-- START OF SUPPLIED DATA --

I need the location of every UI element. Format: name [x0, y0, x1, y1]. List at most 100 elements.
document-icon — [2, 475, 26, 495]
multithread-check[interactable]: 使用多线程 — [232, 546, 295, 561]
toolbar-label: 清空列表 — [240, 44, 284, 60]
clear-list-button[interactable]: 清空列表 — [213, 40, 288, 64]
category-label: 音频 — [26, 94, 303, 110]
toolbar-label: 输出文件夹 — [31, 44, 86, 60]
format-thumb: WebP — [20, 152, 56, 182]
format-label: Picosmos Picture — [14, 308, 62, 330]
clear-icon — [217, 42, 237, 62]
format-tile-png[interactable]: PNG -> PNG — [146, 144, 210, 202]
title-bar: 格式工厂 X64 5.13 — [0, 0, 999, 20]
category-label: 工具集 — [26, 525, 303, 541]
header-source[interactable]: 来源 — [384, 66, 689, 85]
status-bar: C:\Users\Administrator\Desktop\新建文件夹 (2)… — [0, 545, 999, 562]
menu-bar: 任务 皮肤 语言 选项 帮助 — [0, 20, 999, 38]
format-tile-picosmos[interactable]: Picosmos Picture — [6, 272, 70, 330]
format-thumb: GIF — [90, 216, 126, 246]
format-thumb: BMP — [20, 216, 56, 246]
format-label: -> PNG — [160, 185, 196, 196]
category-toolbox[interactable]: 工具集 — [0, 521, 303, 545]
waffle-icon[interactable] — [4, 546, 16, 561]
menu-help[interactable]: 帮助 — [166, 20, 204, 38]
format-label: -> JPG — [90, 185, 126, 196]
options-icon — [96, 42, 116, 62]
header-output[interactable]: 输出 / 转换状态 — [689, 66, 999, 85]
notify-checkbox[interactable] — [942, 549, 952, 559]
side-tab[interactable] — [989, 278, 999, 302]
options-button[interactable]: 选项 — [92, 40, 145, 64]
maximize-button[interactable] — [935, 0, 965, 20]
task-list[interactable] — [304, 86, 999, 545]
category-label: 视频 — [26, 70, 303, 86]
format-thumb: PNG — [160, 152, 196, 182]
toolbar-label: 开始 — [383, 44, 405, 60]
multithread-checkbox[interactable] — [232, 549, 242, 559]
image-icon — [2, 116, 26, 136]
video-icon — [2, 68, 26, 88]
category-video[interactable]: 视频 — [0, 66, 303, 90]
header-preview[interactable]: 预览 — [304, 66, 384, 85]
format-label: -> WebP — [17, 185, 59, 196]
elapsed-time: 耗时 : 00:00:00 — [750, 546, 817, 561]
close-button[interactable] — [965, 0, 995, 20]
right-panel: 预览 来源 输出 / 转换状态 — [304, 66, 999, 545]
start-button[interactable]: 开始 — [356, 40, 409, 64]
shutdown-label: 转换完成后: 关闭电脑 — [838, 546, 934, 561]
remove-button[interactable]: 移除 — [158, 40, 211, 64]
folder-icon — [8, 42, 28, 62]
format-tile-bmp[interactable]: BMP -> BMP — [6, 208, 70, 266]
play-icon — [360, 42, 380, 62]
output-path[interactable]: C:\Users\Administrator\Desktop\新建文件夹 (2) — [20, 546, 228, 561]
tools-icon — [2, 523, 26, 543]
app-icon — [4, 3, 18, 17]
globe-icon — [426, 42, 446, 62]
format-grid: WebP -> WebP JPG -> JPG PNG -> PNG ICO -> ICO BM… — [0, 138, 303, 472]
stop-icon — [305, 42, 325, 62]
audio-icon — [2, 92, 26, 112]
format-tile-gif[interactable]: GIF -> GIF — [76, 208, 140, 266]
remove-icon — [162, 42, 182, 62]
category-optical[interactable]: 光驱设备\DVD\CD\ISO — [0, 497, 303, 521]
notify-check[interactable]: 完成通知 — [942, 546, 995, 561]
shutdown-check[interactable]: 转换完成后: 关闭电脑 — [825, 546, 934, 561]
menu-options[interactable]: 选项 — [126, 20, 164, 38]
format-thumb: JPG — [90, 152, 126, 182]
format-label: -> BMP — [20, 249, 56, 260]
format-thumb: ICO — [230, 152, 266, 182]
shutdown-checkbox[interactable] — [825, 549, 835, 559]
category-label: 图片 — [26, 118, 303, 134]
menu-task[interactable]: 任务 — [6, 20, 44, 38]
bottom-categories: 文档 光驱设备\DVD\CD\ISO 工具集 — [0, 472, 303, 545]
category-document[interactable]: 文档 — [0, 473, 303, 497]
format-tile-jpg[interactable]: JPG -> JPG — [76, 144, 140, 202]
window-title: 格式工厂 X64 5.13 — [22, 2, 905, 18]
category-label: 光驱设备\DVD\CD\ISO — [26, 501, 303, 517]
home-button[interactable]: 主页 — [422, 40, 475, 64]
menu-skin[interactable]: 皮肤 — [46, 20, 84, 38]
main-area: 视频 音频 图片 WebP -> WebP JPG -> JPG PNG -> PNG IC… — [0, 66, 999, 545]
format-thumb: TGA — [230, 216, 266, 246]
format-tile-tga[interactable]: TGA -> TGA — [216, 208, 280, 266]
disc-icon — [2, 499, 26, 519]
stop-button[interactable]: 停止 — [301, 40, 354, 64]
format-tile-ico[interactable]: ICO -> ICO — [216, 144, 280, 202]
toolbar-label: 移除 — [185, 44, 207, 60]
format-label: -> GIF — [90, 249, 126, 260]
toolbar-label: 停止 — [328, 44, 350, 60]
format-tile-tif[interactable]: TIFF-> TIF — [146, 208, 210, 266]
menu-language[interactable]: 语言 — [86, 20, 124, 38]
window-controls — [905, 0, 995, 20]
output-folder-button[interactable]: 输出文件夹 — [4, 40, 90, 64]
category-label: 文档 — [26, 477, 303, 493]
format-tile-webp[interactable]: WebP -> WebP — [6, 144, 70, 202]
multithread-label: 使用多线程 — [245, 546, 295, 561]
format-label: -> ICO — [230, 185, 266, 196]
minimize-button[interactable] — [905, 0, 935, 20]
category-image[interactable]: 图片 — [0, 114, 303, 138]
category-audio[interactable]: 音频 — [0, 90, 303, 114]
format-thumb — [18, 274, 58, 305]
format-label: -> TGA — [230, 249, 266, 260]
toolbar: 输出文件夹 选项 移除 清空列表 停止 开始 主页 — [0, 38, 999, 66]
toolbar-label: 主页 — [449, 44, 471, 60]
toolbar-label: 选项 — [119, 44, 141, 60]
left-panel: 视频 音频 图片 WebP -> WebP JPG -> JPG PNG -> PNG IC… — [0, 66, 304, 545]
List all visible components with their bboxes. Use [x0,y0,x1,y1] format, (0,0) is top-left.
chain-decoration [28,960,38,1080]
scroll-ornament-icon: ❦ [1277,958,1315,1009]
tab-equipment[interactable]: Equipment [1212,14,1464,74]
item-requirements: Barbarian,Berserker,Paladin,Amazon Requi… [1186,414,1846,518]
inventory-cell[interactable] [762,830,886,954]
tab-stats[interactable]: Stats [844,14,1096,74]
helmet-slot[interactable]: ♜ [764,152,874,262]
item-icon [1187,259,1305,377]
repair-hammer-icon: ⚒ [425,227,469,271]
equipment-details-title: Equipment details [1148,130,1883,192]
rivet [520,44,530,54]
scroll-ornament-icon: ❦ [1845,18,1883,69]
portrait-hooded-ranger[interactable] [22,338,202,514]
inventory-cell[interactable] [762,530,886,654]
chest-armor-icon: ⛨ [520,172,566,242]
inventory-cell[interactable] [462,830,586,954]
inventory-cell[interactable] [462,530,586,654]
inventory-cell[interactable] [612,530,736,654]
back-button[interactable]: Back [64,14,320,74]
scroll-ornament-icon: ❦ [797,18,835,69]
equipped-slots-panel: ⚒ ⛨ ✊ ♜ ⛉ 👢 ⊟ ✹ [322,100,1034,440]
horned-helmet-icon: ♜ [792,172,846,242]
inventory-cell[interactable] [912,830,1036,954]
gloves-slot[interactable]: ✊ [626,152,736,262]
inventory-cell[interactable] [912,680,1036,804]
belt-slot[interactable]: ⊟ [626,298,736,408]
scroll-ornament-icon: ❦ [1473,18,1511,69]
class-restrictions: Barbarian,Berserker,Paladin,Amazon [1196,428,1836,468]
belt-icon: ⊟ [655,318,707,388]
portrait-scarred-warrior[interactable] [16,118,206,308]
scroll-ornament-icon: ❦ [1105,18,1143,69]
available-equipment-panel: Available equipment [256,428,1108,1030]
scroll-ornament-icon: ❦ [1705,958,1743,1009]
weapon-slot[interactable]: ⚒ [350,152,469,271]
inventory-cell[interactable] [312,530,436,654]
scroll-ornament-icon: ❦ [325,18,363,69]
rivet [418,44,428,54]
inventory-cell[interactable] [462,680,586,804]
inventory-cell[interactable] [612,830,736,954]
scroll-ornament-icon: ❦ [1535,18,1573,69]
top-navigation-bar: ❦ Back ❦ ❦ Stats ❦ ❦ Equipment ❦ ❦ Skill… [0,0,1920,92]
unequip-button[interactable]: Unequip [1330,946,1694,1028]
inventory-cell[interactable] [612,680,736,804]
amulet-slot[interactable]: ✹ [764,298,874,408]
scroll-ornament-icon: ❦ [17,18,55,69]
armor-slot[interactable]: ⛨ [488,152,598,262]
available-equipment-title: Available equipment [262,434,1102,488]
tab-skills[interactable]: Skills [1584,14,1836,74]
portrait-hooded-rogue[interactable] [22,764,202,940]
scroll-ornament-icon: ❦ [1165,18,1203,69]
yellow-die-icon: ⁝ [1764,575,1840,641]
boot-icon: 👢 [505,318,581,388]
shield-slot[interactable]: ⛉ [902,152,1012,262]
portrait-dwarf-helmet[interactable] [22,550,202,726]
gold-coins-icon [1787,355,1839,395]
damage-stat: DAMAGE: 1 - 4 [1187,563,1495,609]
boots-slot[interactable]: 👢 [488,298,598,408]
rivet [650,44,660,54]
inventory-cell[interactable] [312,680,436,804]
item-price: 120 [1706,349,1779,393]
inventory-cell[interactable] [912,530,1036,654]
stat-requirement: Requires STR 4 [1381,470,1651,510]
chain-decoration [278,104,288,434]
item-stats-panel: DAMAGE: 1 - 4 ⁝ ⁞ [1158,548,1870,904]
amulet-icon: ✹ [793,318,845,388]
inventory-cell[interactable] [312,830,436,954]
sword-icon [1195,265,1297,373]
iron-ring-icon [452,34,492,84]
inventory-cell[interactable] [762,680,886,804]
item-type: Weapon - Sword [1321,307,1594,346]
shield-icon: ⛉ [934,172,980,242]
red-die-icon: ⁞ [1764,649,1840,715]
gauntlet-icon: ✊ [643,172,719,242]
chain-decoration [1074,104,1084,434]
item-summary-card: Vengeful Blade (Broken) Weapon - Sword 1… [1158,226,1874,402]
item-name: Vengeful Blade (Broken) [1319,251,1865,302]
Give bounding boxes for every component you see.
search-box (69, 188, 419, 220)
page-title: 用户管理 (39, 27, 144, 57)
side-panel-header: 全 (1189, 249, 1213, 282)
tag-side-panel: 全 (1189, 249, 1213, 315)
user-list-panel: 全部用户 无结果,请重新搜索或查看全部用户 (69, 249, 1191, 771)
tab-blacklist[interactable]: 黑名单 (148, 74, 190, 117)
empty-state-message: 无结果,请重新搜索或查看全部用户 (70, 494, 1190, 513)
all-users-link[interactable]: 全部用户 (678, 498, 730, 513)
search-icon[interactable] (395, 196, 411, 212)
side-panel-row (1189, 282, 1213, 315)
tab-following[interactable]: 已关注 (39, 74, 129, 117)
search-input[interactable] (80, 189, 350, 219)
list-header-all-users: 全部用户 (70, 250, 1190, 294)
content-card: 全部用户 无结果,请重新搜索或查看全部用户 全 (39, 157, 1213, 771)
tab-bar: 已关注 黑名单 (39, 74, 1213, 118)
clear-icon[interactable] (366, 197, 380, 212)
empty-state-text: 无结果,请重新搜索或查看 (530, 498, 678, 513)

-- END OF SUPPLIED DATA --

PROBLEM DETAILS —
Output the entries verbatim, starting at the beginning of the entries and ending at the line containing "menu-help[interactable]: 帮助 —", with both ends included.

COMPLETE OUTPUT —
I need the location of every UI element. Format: name [x0, y0, x1, y1]. List at most 100 elements.
document-icon — [2, 475, 26, 495]
multithread-check[interactable]: 使用多线程 — [232, 546, 295, 561]
toolbar-label: 清空列表 — [240, 44, 284, 60]
clear-list-button[interactable]: 清空列表 — [213, 40, 288, 64]
category-label: 音频 — [26, 94, 303, 110]
toolbar-label: 输出文件夹 — [31, 44, 86, 60]
format-thumb: WebP — [20, 152, 56, 182]
format-label: Picosmos Picture — [14, 308, 62, 330]
clear-icon — [217, 42, 237, 62]
format-tile-png[interactable]: PNG -> PNG — [146, 144, 210, 202]
title-bar: 格式工厂 X64 5.13 — [0, 0, 999, 20]
category-label: 工具集 — [26, 525, 303, 541]
header-source[interactable]: 来源 — [384, 66, 689, 85]
status-bar: C:\Users\Administrator\Desktop\新建文件夹 (2)… — [0, 545, 999, 562]
menu-bar: 任务 皮肤 语言 选项 帮助 — [0, 20, 999, 38]
format-tile-picosmos[interactable]: Picosmos Picture — [6, 272, 70, 330]
format-thumb: GIF — [90, 216, 126, 246]
format-thumb: BMP — [20, 216, 56, 246]
format-label: -> PNG — [160, 185, 196, 196]
category-toolbox[interactable]: 工具集 — [0, 521, 303, 545]
waffle-icon[interactable] — [4, 546, 16, 561]
menu-help[interactable]: 帮助 — [166, 20, 204, 38]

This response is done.